GIVEN DATA -
========================================
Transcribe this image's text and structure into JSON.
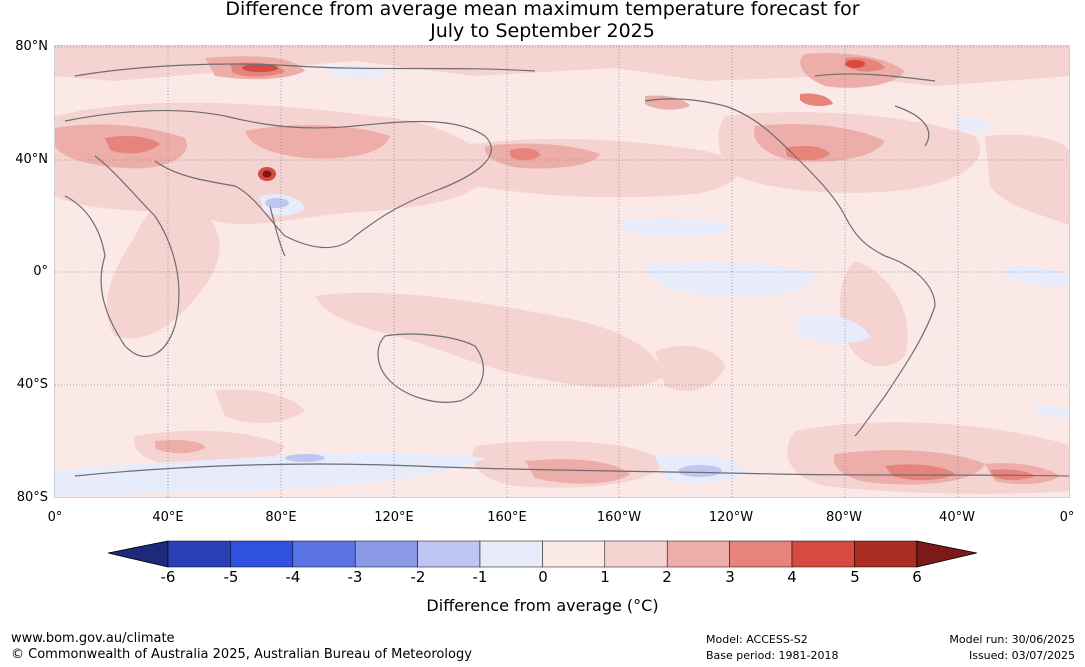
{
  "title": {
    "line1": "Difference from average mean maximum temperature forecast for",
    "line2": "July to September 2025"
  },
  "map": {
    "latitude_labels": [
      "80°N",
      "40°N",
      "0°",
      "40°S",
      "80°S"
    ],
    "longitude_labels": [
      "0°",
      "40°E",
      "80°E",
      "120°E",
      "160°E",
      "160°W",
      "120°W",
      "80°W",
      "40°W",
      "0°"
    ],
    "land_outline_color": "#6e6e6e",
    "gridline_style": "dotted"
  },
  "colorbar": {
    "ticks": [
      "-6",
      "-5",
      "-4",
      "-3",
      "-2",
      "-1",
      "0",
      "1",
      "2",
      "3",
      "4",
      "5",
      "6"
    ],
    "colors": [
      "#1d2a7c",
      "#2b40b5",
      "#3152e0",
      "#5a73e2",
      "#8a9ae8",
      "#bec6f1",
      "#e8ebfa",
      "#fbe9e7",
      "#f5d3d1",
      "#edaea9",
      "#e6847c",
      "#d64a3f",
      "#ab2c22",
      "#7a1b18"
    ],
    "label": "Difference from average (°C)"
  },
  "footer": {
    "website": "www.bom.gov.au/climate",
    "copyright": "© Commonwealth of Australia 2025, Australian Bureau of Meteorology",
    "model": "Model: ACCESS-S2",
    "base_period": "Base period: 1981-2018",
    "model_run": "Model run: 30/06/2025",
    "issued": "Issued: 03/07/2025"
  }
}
========================================
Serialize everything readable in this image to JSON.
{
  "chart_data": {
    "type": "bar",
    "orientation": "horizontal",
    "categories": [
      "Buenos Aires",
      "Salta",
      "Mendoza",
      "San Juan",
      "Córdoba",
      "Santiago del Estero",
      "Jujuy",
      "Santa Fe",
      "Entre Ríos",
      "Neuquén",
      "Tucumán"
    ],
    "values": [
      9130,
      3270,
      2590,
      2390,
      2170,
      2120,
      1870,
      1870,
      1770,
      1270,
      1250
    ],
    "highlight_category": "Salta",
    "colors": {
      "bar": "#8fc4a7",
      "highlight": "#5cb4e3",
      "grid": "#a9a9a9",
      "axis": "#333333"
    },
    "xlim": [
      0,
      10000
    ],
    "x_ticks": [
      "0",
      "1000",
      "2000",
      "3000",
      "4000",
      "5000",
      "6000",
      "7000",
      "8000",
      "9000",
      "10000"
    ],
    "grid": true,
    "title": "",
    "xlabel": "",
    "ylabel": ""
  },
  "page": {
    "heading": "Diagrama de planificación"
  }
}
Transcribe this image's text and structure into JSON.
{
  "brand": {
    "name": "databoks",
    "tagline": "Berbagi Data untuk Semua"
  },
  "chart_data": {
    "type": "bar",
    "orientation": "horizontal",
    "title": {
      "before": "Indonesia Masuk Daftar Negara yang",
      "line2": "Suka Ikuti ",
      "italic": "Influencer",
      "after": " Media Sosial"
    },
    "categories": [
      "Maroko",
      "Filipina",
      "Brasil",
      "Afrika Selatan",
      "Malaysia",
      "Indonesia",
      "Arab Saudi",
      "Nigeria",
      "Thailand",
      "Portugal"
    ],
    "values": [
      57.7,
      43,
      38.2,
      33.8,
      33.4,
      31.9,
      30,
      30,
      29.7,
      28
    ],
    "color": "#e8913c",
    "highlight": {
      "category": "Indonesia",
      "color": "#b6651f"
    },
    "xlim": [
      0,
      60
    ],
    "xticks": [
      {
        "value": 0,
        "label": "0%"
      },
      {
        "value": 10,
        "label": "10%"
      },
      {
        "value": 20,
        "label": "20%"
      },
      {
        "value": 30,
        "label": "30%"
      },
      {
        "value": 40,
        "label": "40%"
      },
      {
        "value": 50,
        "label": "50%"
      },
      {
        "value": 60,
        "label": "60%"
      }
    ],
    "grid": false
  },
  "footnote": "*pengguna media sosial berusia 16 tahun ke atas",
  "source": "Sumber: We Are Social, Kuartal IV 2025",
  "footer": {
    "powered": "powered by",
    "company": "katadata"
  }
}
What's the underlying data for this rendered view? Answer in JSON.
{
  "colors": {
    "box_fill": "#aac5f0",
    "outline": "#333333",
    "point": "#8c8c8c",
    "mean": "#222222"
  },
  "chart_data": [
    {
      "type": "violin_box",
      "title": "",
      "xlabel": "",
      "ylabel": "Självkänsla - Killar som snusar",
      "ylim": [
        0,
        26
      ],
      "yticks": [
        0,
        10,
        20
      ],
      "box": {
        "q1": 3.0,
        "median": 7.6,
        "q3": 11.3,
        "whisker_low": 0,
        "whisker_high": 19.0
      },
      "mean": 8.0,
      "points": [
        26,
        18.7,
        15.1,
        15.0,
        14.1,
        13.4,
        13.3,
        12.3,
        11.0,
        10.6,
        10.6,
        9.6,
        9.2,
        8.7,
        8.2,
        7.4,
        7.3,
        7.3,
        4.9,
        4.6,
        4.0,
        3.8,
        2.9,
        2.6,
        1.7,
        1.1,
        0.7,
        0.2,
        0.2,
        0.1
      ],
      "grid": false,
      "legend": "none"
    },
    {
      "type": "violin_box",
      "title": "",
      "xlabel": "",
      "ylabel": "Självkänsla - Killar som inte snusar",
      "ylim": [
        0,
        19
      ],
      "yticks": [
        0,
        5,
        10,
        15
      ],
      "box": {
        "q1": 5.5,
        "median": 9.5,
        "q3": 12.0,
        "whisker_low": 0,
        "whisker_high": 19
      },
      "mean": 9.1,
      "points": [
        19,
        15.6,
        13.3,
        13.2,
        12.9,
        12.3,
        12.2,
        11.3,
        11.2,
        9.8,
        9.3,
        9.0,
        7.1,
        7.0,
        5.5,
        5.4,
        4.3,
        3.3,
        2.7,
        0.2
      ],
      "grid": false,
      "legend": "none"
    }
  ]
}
========================================
TASK DETAILS - Give nothing but the number of lines containing the string "mean".

RESPONSE TO THIS EXERCISE - 4